Written instruction: Only lines with the string "this" matter here; gather them from the material below.

Source records:
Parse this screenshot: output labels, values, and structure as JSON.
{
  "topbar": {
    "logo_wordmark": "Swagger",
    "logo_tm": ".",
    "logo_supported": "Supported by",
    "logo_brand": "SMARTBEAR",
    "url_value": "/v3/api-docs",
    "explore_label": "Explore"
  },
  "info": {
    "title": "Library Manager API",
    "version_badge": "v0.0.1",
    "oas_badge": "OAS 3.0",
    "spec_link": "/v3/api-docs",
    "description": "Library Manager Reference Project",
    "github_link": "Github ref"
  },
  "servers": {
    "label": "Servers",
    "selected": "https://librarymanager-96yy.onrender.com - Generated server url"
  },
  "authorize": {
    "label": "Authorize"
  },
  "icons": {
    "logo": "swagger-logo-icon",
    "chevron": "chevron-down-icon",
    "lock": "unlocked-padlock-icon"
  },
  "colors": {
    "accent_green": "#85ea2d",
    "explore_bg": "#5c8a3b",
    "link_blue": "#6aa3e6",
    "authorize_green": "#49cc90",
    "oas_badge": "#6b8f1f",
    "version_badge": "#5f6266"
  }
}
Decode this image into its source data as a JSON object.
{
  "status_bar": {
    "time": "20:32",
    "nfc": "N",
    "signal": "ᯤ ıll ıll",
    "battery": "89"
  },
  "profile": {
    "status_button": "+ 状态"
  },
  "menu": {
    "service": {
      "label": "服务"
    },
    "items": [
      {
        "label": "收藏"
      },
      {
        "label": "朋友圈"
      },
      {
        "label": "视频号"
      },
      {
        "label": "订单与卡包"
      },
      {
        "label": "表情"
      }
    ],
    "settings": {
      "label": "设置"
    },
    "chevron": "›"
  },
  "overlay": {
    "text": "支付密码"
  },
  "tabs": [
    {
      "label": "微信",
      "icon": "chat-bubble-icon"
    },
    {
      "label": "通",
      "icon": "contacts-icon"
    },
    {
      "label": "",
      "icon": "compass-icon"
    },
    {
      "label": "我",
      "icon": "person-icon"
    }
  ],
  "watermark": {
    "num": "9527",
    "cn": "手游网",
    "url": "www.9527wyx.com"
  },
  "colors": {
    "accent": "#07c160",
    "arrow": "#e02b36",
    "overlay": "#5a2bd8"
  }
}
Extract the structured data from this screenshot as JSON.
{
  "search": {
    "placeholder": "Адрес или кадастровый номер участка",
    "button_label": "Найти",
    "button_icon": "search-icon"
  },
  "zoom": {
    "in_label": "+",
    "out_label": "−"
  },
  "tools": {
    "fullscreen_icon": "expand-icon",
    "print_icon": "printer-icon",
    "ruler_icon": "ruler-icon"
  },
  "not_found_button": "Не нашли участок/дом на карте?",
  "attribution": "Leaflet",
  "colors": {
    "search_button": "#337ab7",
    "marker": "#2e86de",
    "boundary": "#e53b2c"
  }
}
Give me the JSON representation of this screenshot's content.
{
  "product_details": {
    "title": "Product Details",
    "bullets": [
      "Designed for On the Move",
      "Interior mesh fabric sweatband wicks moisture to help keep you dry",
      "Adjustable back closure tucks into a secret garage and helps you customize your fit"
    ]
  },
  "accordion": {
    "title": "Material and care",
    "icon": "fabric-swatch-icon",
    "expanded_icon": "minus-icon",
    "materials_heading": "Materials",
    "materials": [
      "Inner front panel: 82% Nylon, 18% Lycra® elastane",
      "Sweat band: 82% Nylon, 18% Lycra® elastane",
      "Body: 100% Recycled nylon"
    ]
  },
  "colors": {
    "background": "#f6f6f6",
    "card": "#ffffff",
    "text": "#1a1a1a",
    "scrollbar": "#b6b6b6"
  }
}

Result:
Parse this screenshot: output labels, values, and structure as JSON.
Decode this image into its source data as a JSON object.
Extract the structured data from this screenshot as JSON.
Give me the JSON representation of this screenshot's content.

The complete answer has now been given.